» WRITTEN PROBLEM
Extract every record, keeping each one exactly as it is.

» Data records
----------

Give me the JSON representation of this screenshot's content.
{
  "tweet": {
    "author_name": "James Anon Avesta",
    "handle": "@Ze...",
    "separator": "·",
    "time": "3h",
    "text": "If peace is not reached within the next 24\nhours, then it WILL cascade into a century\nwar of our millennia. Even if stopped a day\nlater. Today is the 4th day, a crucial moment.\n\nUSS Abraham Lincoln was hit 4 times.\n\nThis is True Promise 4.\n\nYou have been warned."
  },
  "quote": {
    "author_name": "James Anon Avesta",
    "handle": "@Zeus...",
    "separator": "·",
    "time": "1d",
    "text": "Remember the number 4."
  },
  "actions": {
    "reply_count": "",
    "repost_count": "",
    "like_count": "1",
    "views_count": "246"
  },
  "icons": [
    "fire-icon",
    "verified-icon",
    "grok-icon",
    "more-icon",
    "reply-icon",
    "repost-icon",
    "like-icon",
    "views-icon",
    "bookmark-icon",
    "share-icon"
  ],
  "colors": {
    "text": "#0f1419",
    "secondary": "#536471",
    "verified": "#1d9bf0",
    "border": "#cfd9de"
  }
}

----------

» REPLY
Give me the JSON representation of this screenshot's content.
{
  "tweet": {
    "author_name": "James Anon Avesta",
    "handle": "@Ze...",
    "separator": "·",
    "time": "3h",
    "text": "If peace is not reached within the next 24\nhours, then it WILL cascade into a century\nwar of our millennia. Even if stopped a day\nlater. Today is the 4th day, a crucial moment.\n\nUSS Abraham Lincoln was hit 4 times.\n\nThis is True Promise 4.\n\nYou have been warned."
  },
  "quote": {
    "author_name": "James Anon Avesta",
    "handle": "@Zeus...",
    "separator": "·",
    "time": "1d",
    "text": "Remember the number 4."
  },
  "actions": {
    "reply_count": "",
    "repost_count": "",
    "like_count": "1",
    "views_count": "246"
  },
  "icons": [
    "fire-icon",
    "verified-icon",
    "grok-icon",
    "more-icon",
    "reply-icon",
    "repost-icon",
    "like-icon",
    "views-icon",
    "bookmark-icon",
    "share-icon"
  ],
  "colors": {
    "text": "#0f1419",
    "secondary": "#536471",
    "verified": "#1d9bf0",
    "border": "#cfd9de"
  }
}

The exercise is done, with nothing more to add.